▸ STATED TASK: Exclude all pictures, then copy each of the records exactly as written.

BEGIN PROVIDED RECORDS

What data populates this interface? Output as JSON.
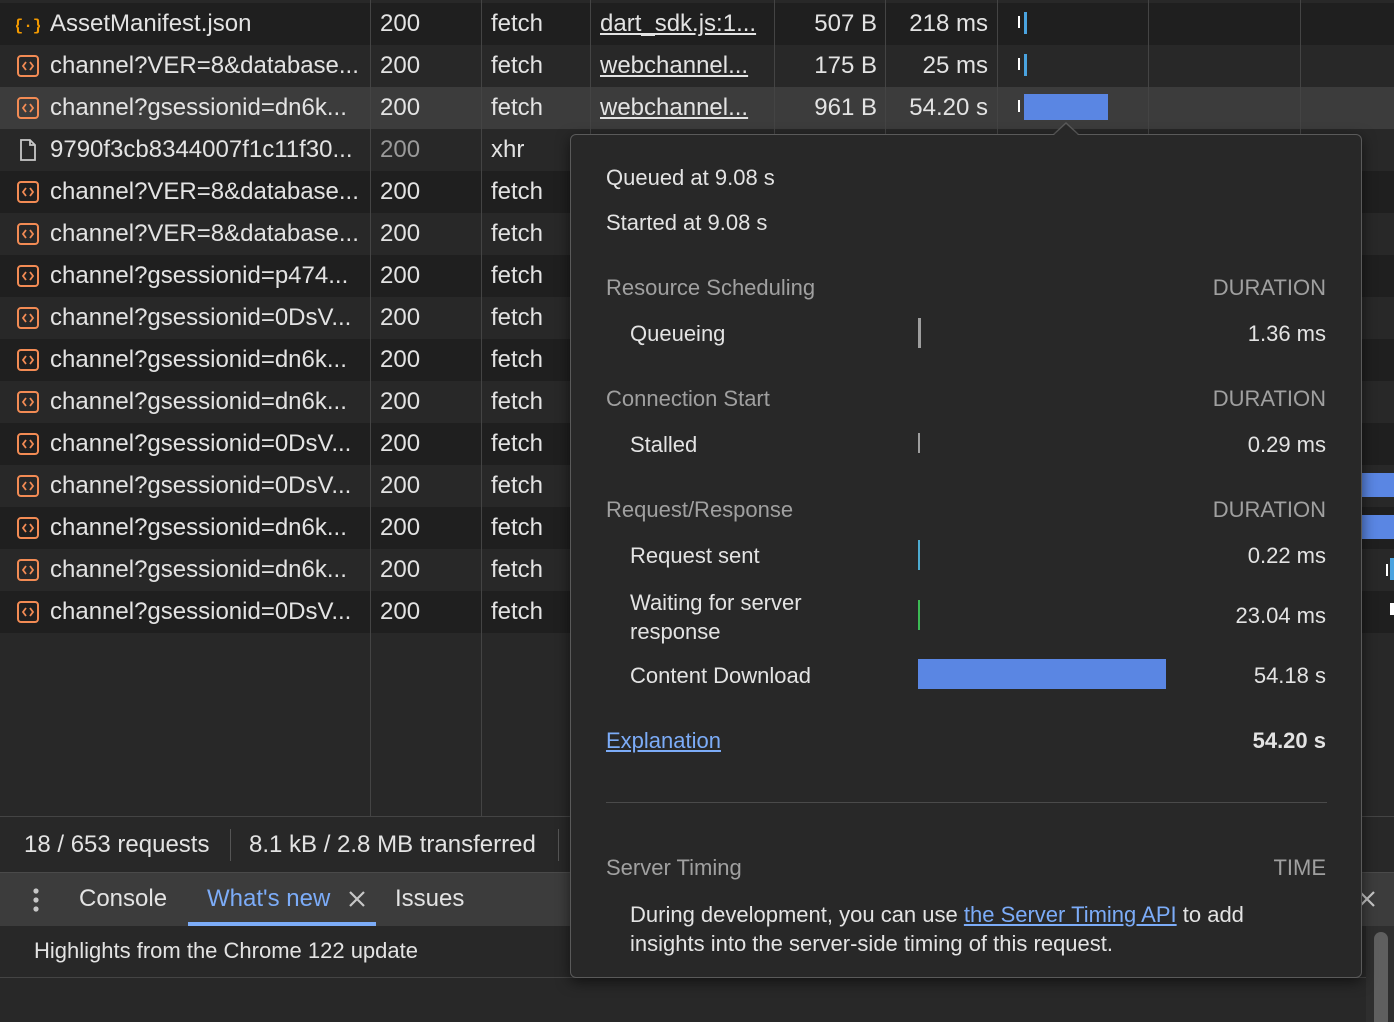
{
  "requests": [
    {
      "icon": "json-file-icon",
      "name": "AssetManifest.json",
      "status": "200",
      "status_dim": false,
      "type": "fetch",
      "initiator": "dart_sdk.js:1...",
      "size": "507 B",
      "time": "218 ms"
    },
    {
      "icon": "fetch-request-icon",
      "name": "channel?VER=8&database...",
      "status": "200",
      "status_dim": false,
      "type": "fetch",
      "initiator": "webchannel...",
      "size": "175 B",
      "time": "25 ms"
    },
    {
      "icon": "fetch-request-icon",
      "name": "channel?gsessionid=dn6k...",
      "status": "200",
      "status_dim": false,
      "type": "fetch",
      "initiator": "webchannel...",
      "size": "961 B",
      "time": "54.20 s"
    },
    {
      "icon": "document-icon",
      "name": "9790f3cb8344007f1c11f30...",
      "status": "200",
      "status_dim": true,
      "type": "xhr",
      "initiator": "",
      "size": "",
      "time": ""
    },
    {
      "icon": "fetch-request-icon",
      "name": "channel?VER=8&database...",
      "status": "200",
      "status_dim": false,
      "type": "fetch",
      "initiator": "",
      "size": "",
      "time": ""
    },
    {
      "icon": "fetch-request-icon",
      "name": "channel?VER=8&database...",
      "status": "200",
      "status_dim": false,
      "type": "fetch",
      "initiator": "",
      "size": "",
      "time": ""
    },
    {
      "icon": "fetch-request-icon",
      "name": "channel?gsessionid=p474...",
      "status": "200",
      "status_dim": false,
      "type": "fetch",
      "initiator": "",
      "size": "",
      "time": ""
    },
    {
      "icon": "fetch-request-icon",
      "name": "channel?gsessionid=0DsV...",
      "status": "200",
      "status_dim": false,
      "type": "fetch",
      "initiator": "",
      "size": "",
      "time": ""
    },
    {
      "icon": "fetch-request-icon",
      "name": "channel?gsessionid=dn6k...",
      "status": "200",
      "status_dim": false,
      "type": "fetch",
      "initiator": "",
      "size": "",
      "time": ""
    },
    {
      "icon": "fetch-request-icon",
      "name": "channel?gsessionid=dn6k...",
      "status": "200",
      "status_dim": false,
      "type": "fetch",
      "initiator": "",
      "size": "",
      "time": ""
    },
    {
      "icon": "fetch-request-icon",
      "name": "channel?gsessionid=0DsV...",
      "status": "200",
      "status_dim": false,
      "type": "fetch",
      "initiator": "",
      "size": "",
      "time": ""
    },
    {
      "icon": "fetch-request-icon",
      "name": "channel?gsessionid=0DsV...",
      "status": "200",
      "status_dim": false,
      "type": "fetch",
      "initiator": "",
      "size": "",
      "time": ""
    },
    {
      "icon": "fetch-request-icon",
      "name": "channel?gsessionid=dn6k...",
      "status": "200",
      "status_dim": false,
      "type": "fetch",
      "initiator": "",
      "size": "",
      "time": ""
    },
    {
      "icon": "fetch-request-icon",
      "name": "channel?gsessionid=dn6k...",
      "status": "200",
      "status_dim": false,
      "type": "fetch",
      "initiator": "",
      "size": "",
      "time": ""
    },
    {
      "icon": "fetch-request-icon",
      "name": "channel?gsessionid=0DsV...",
      "status": "200",
      "status_dim": false,
      "type": "fetch",
      "initiator": "",
      "size": "",
      "time": ""
    }
  ],
  "selected_row": 2,
  "summary": {
    "requests": "18 / 653 requests",
    "transferred": "8.1 kB / 2.8 MB transferred"
  },
  "drawer": {
    "menu_icon": "more-vertical-icon",
    "tabs": [
      {
        "label": "Console",
        "active": false
      },
      {
        "label": "What's new",
        "active": true,
        "closable": true
      },
      {
        "label": "Issues",
        "active": false
      }
    ],
    "body_text": "Highlights from the Chrome 122 update"
  },
  "timing": {
    "queued_at": "Queued at 9.08 s",
    "started_at": "Started at 9.08 s",
    "sections": [
      {
        "title": "Resource Scheduling",
        "column": "DURATION",
        "phases": [
          {
            "label": "Queueing",
            "value": "1.36 ms",
            "color": "#9e9e9e"
          }
        ]
      },
      {
        "title": "Connection Start",
        "column": "DURATION",
        "phases": [
          {
            "label": "Stalled",
            "value": "0.29 ms",
            "color": "#9e9e9e"
          }
        ]
      },
      {
        "title": "Request/Response",
        "column": "DURATION",
        "phases": [
          {
            "label": "Request sent",
            "value": "0.22 ms",
            "color": "#4dabd1"
          },
          {
            "label": "Waiting for server response",
            "value": "23.04 ms",
            "color": "#3cba54"
          },
          {
            "label": "Content Download",
            "value": "54.18 s",
            "color": "#5a86e3"
          }
        ]
      }
    ],
    "explanation_label": "Explanation",
    "total": "54.20 s",
    "server_timing": {
      "title": "Server Timing",
      "column": "TIME",
      "text_before": "During development, you can use ",
      "link": "the Server Timing API",
      "text_after": " to add insights into the server-side timing of this request."
    }
  },
  "colors": {
    "accent": "#7cacf8",
    "waterfall_bar": "#5a86e3",
    "waterfall_tick": "#4aa3df"
  }
}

END PROVIDED RECORDS

▸ THE ANSWER:
What data populates this interface? Output as JSON.
{
  "requests": [
    {
      "icon": "json-file-icon",
      "name": "AssetManifest.json",
      "status": "200",
      "status_dim": false,
      "type": "fetch",
      "initiator": "dart_sdk.js:1...",
      "size": "507 B",
      "time": "218 ms"
    },
    {
      "icon": "fetch-request-icon",
      "name": "channel?VER=8&database...",
      "status": "200",
      "status_dim": false,
      "type": "fetch",
      "initiator": "webchannel...",
      "size": "175 B",
      "time": "25 ms"
    },
    {
      "icon": "fetch-request-icon",
      "name": "channel?gsessionid=dn6k...",
      "status": "200",
      "status_dim": false,
      "type": "fetch",
      "initiator": "webchannel...",
      "size": "961 B",
      "time": "54.20 s"
    },
    {
      "icon": "document-icon",
      "name": "9790f3cb8344007f1c11f30...",
      "status": "200",
      "status_dim": true,
      "type": "xhr",
      "initiator": "",
      "size": "",
      "time": ""
    },
    {
      "icon": "fetch-request-icon",
      "name": "channel?VER=8&database...",
      "status": "200",
      "status_dim": false,
      "type": "fetch",
      "initiator": "",
      "size": "",
      "time": ""
    },
    {
      "icon": "fetch-request-icon",
      "name": "channel?VER=8&database...",
      "status": "200",
      "status_dim": false,
      "type": "fetch",
      "initiator": "",
      "size": "",
      "time": ""
    },
    {
      "icon": "fetch-request-icon",
      "name": "channel?gsessionid=p474...",
      "status": "200",
      "status_dim": false,
      "type": "fetch",
      "initiator": "",
      "size": "",
      "time": ""
    },
    {
      "icon": "fetch-request-icon",
      "name": "channel?gsessionid=0DsV...",
      "status": "200",
      "status_dim": false,
      "type": "fetch",
      "initiator": "",
      "size": "",
      "time": ""
    },
    {
      "icon": "fetch-request-icon",
      "name": "channel?gsessionid=dn6k...",
      "status": "200",
      "status_dim": false,
      "type": "fetch",
      "initiator": "",
      "size": "",
      "time": ""
    },
    {
      "icon": "fetch-request-icon",
      "name": "channel?gsessionid=dn6k...",
      "status": "200",
      "status_dim": false,
      "type": "fetch",
      "initiator": "",
      "size": "",
      "time": ""
    },
    {
      "icon": "fetch-request-icon",
      "name": "channel?gsessionid=0DsV...",
      "status": "200",
      "status_dim": false,
      "type": "fetch",
      "initiator": "",
      "size": "",
      "time": ""
    },
    {
      "icon": "fetch-request-icon",
      "name": "channel?gsessionid=0DsV...",
      "status": "200",
      "status_dim": false,
      "type": "fetch",
      "initiator": "",
      "size": "",
      "time": ""
    },
    {
      "icon": "fetch-request-icon",
      "name": "channel?gsessionid=dn6k...",
      "status": "200",
      "status_dim": false,
      "type": "fetch",
      "initiator": "",
      "size": "",
      "time": ""
    },
    {
      "icon": "fetch-request-icon",
      "name": "channel?gsessionid=dn6k...",
      "status": "200",
      "status_dim": false,
      "type": "fetch",
      "initiator": "",
      "size": "",
      "time": ""
    },
    {
      "icon": "fetch-request-icon",
      "name": "channel?gsessionid=0DsV...",
      "status": "200",
      "status_dim": false,
      "type": "fetch",
      "initiator": "",
      "size": "",
      "time": ""
    }
  ],
  "selected_row": 2,
  "summary": {
    "requests": "18 / 653 requests",
    "transferred": "8.1 kB / 2.8 MB transferred"
  },
  "drawer": {
    "menu_icon": "more-vertical-icon",
    "tabs": [
      {
        "label": "Console",
        "active": false
      },
      {
        "label": "What's new",
        "active": true,
        "closable": true
      },
      {
        "label": "Issues",
        "active": false
      }
    ],
    "body_text": "Highlights from the Chrome 122 update"
  },
  "timing": {
    "queued_at": "Queued at 9.08 s",
    "started_at": "Started at 9.08 s",
    "sections": [
      {
        "title": "Resource Scheduling",
        "column": "DURATION",
        "phases": [
          {
            "label": "Queueing",
            "value": "1.36 ms",
            "color": "#9e9e9e"
          }
        ]
      },
      {
        "title": "Connection Start",
        "column": "DURATION",
        "phases": [
          {
            "label": "Stalled",
            "value": "0.29 ms",
            "color": "#9e9e9e"
          }
        ]
      },
      {
        "title": "Request/Response",
        "column": "DURATION",
        "phases": [
          {
            "label": "Request sent",
            "value": "0.22 ms",
            "color": "#4dabd1"
          },
          {
            "label": "Waiting for server response",
            "value": "23.04 ms",
            "color": "#3cba54"
          },
          {
            "label": "Content Download",
            "value": "54.18 s",
            "color": "#5a86e3"
          }
        ]
      }
    ],
    "explanation_label": "Explanation",
    "total": "54.20 s",
    "server_timing": {
      "title": "Server Timing",
      "column": "TIME",
      "text_before": "During development, you can use ",
      "link": "the Server Timing API",
      "text_after": " to add insights into the server-side timing of this request."
    }
  },
  "colors": {
    "accent": "#7cacf8",
    "waterfall_bar": "#5a86e3",
    "waterfall_tick": "#4aa3df"
  }
}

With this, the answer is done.